------ MATERIAL SUPPLIED

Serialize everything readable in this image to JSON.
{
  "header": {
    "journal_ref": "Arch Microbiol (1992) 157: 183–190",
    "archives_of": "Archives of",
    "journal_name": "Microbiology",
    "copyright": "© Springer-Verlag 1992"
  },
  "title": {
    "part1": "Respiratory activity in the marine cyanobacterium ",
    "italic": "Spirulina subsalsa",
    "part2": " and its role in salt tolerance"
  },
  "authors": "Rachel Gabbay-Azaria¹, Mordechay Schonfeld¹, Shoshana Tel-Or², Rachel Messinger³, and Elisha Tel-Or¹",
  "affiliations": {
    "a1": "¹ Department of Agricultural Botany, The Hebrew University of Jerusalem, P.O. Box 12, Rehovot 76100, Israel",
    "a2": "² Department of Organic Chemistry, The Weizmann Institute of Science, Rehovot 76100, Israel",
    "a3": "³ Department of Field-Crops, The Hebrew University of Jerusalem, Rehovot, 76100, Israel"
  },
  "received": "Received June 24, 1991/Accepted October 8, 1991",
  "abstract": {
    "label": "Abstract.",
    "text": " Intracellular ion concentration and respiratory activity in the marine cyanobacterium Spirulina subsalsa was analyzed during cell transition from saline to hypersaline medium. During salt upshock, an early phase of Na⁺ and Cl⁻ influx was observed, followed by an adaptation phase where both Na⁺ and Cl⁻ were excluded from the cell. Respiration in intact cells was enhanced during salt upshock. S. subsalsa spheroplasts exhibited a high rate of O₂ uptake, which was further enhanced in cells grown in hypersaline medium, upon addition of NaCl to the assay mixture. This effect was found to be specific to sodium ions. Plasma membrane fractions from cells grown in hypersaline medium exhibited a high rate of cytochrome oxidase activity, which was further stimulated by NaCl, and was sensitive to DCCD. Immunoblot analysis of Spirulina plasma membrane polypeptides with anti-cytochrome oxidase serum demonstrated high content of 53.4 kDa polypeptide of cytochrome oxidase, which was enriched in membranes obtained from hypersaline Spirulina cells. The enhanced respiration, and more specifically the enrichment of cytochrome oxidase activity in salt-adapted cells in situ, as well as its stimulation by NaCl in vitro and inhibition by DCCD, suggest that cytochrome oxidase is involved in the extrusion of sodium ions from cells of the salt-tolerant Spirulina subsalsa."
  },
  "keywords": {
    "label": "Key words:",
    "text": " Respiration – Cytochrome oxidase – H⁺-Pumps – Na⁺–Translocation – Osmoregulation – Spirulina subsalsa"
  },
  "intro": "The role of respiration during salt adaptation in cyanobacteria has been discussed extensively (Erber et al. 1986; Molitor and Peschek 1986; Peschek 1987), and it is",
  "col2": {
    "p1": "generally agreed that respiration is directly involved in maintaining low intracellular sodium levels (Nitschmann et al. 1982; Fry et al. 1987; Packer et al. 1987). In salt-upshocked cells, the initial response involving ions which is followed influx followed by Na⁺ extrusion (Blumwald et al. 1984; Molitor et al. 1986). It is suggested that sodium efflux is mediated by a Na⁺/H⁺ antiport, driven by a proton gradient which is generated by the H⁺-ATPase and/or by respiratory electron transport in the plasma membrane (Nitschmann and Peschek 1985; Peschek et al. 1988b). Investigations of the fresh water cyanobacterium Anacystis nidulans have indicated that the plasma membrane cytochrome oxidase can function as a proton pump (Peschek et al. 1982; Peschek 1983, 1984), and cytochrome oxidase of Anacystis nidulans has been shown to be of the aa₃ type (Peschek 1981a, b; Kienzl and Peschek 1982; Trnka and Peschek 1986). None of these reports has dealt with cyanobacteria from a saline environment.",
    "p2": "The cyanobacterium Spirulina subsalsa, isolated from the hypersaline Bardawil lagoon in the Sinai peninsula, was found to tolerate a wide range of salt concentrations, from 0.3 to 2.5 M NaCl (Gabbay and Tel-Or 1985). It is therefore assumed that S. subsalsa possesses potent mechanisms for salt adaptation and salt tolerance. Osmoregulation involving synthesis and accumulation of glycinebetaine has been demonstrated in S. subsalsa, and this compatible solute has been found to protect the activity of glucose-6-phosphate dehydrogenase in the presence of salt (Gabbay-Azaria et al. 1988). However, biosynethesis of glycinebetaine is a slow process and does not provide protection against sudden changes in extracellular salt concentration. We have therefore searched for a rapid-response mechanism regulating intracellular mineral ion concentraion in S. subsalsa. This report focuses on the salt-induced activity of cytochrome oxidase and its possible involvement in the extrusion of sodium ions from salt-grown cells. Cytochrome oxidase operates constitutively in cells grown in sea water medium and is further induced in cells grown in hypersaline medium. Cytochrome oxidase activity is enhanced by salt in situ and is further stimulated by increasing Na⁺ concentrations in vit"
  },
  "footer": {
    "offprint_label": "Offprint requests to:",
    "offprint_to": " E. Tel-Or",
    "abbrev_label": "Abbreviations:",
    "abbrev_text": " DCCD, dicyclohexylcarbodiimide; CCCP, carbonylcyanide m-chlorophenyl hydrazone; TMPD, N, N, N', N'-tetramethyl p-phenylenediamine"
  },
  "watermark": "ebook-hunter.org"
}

------------

Only the lines that contain the string "Hebrew" are to be copied from the records.

ANSWER AREA ::
    "a1": "¹ Department of Agricultural Botany, The Hebrew University of Jerusalem, P.O. Box 12, Rehovot 76100, Israel",
    "a3": "³ Department of Field-Crops, The Hebrew University of Jerusalem, Rehovot, 76100, Israel"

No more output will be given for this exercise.